= WRITTEN REQUEST =
Write out each record below exactly as it appears, with no pictures.

Extracted records

= = = = = = =

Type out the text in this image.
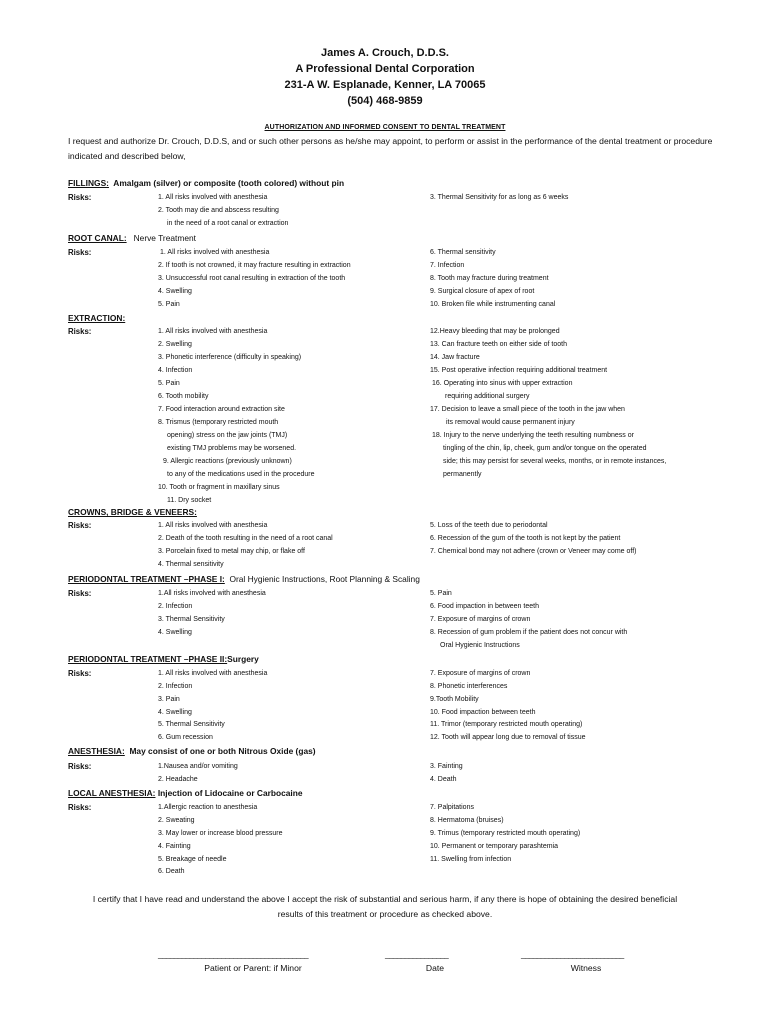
James A. Crouch, D.D.S.
A Professional Dental Corporation
231-A W. Esplanade, Kenner, LA 70065
(504) 468-9859
AUTHORIZATION AND INFORMED CONSENT TO DENTAL TREATMENT
I request and authorize Dr. Crouch, D.D.S, and or such other persons as he/she may appoint, to perform or assist in the performance of the dental treatment or procedure indicated and described below,
FILLINGS: Amalgam (silver) or composite (tooth colored) without pin
Risks:	1. All risks involved with anesthesia
2. Tooth may die and abscess resulting
in the need of a root canal or extraction
3. Thermal Sensitivity for as long as 6 weeks
ROOT CANAL: Nerve Treatment
Risks:	1. All risks involved with anesthesia
2. If tooth is not crowned, it may fracture resulting in extraction
3. Unsuccessful root canal resulting in extraction of the tooth
4. Swelling
5. Pain
6. Thermal sensitivity
7. Infection
8. Tooth may fracture during treatment
9. Surgical closure of apex of root
10. Broken file while instrumenting canal
EXTRACTION:
Risks:	1. All risks involved with anesthesia
2. Swelling
3. Phonetic interference (difficulty in speaking)
4. Infection
5. Pain
6. Tooth mobility
7. Food interaction around extraction site
8. Trismus (temporary restricted mouth
opening) stress on the jaw joints (TMJ)
existing TMJ problems may be worsened.
9. Allergic reactions (previously unknown)
to any of the medications used in the procedure
10. Tooth or fragment in maxillary sinus
11. Dry socket
12.Heavy bleeding that may be prolonged
13. Can fracture teeth on either side of tooth
14. Jaw fracture
15. Post operative infection requiring additional treatment
16. Operating into sinus with upper extraction
requiring additional surgery
17. Decision to leave a small piece of the tooth in the jaw when
its removal would cause permanent injury
18. Injury to the nerve underlying the teeth resulting numbness or
tingling of the chin, lip, cheek, gum and/or tongue on the operated
side; this may persist for several weeks, months, or in remote instances,
permanently
CROWNS, BRIDGE & VENEERS:
Risks:	1. All risks involved with anesthesia
2. Death of the tooth resulting in the need of a root canal
3. Porcelain fixed to metal may chip, or flake off
4. Thermal sensitivity
5. Loss of the teeth due to periodontal
6. Recession of the gum of the tooth is not kept by the patient
7. Chemical bond may not adhere (crown or Veneer may come off)
PERIODONTAL TREATMENT –PHASE I: Oral Hygienic Instructions, Root Planning & Scaling
Risks:	1.All risks involved with anesthesia
2. Infection
3. Thermal Sensitivity
4. Swelling
5. Pain
6. Food impaction in between teeth
7. Exposure of margins of crown
8. Recession of gum problem if the patient does not concur with
Oral Hygienic Instructions
PERIODONTAL TREATMENT –PHASE II:Surgery
Risks:	1. All risks involved with anesthesia
2. Infection
3. Pain
4. Swelling
5. Thermal Sensitivity
6. Gum recession
7. Exposure of margins of crown
8. Phonetic interferences
9.Tooth Mobility
10. Food impaction between teeth
11. Trimor (temporary restricted mouth operating)
12. Tooth will appear long due to removal of tissue
ANESTHESIA: May consist of one or both Nitrous Oxide (gas)
Risks:	1.Nausea and/or vomiting
2. Headache
3. Fainting
4. Death
LOCAL ANESTHESIA: Injection of Lidocaine or Carbocaine
Risks:	1.Allergic reaction to anesthesia
2. Sweating
3. May lower or increase blood pressure
4. Fainting
5. Breakage of needle
6. Death
7. Palpitations
8. Hermatoma (bruises)
9. Trimus (temporary restricted mouth operating)
10. Permanent or temporary parashtemia
11. Swelling from infection
I certify that I have read and understand the above I accept the risk of substantial and serious harm, if any there is hope of obtaining the desired beneficial results of this treatment or procedure as checked above.
______________________________________
Patient or Parent: if Minor
________________
Date
__________________________
Witness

= = = = = = =

= SOLUTION FOR THIS EXERCISE =
Type out the text in this image.
James A. Crouch, D.D.S.
A Professional Dental Corporation
231-A W. Esplanade, Kenner, LA 70065
(504) 468-9859
AUTHORIZATION AND INFORMED CONSENT TO DENTAL TREATMENT
I request and authorize Dr. Crouch, D.D.S, and or such other persons as he/she may appoint, to perform or assist in the performance of the dental treatment or procedure indicated and described below,
FILLINGS: Amalgam (silver) or composite (tooth colored) without pin
Risks:	1. All risks involved with anesthesia
2. Tooth may die and abscess resulting
in the need of a root canal or extraction
3. Thermal Sensitivity for as long as 6 weeks
ROOT CANAL: Nerve Treatment
Risks:	1. All risks involved with anesthesia
2. If tooth is not crowned, it may fracture resulting in extraction
3. Unsuccessful root canal resulting in extraction of the tooth
4. Swelling
5. Pain
6. Thermal sensitivity
7. Infection
8. Tooth may fracture during treatment
9. Surgical closure of apex of root
10. Broken file while instrumenting canal
EXTRACTION:
Risks:	1. All risks involved with anesthesia
2. Swelling
3. Phonetic interference (difficulty in speaking)
4. Infection
5. Pain
6. Tooth mobility
7. Food interaction around extraction site
8. Trismus (temporary restricted mouth
opening) stress on the jaw joints (TMJ)
existing TMJ problems may be worsened.
9. Allergic reactions (previously unknown)
to any of the medications used in the procedure
10. Tooth or fragment in maxillary sinus
11. Dry socket
12.Heavy bleeding that may be prolonged
13. Can fracture teeth on either side of tooth
14. Jaw fracture
15. Post operative infection requiring additional treatment
16. Operating into sinus with upper extraction
requiring additional surgery
17. Decision to leave a small piece of the tooth in the jaw when
its removal would cause permanent injury
18. Injury to the nerve underlying the teeth resulting numbness or
tingling of the chin, lip, cheek, gum and/or tongue on the operated
side; this may persist for several weeks, months, or in remote instances,
permanently
CROWNS, BRIDGE & VENEERS:
Risks:	1. All risks involved with anesthesia
2. Death of the tooth resulting in the need of a root canal
3. Porcelain fixed to metal may chip, or flake off
4. Thermal sensitivity
5. Loss of the teeth due to periodontal
6. Recession of the gum of the tooth is not kept by the patient
7. Chemical bond may not adhere (crown or Veneer may come off)
PERIODONTAL TREATMENT –PHASE I: Oral Hygienic Instructions, Root Planning & Scaling
Risks:	1.All risks involved with anesthesia
2. Infection
3. Thermal Sensitivity
4. Swelling
5. Pain
6. Food impaction in between teeth
7. Exposure of margins of crown
8. Recession of gum problem if the patient does not concur with
Oral Hygienic Instructions
PERIODONTAL TREATMENT –PHASE II:Surgery
Risks:	1. All risks involved with anesthesia
2. Infection
3. Pain
4. Swelling
5. Thermal Sensitivity
6. Gum recession
7. Exposure of margins of crown
8. Phonetic interferences
9.Tooth Mobility
10. Food impaction between teeth
11. Trimor (temporary restricted mouth operating)
12. Tooth will appear long due to removal of tissue
ANESTHESIA: May consist of one or both Nitrous Oxide (gas)
Risks:	1.Nausea and/or vomiting
2. Headache
3. Fainting
4. Death
LOCAL ANESTHESIA: Injection of Lidocaine or Carbocaine
Risks:	1.Allergic reaction to anesthesia
2. Sweating
3. May lower or increase blood pressure
4. Fainting
5. Breakage of needle
6. Death
7. Palpitations
8. Hermatoma (bruises)
9. Trimus (temporary restricted mouth operating)
10. Permanent or temporary parashtemia
11. Swelling from infection
I certify that I have read and understand the above I accept the risk of substantial and serious harm, if any there is hope of obtaining the desired beneficial results of this treatment or procedure as checked above.
______________________________________
Patient or Parent: if Minor
________________
Date
__________________________
Witness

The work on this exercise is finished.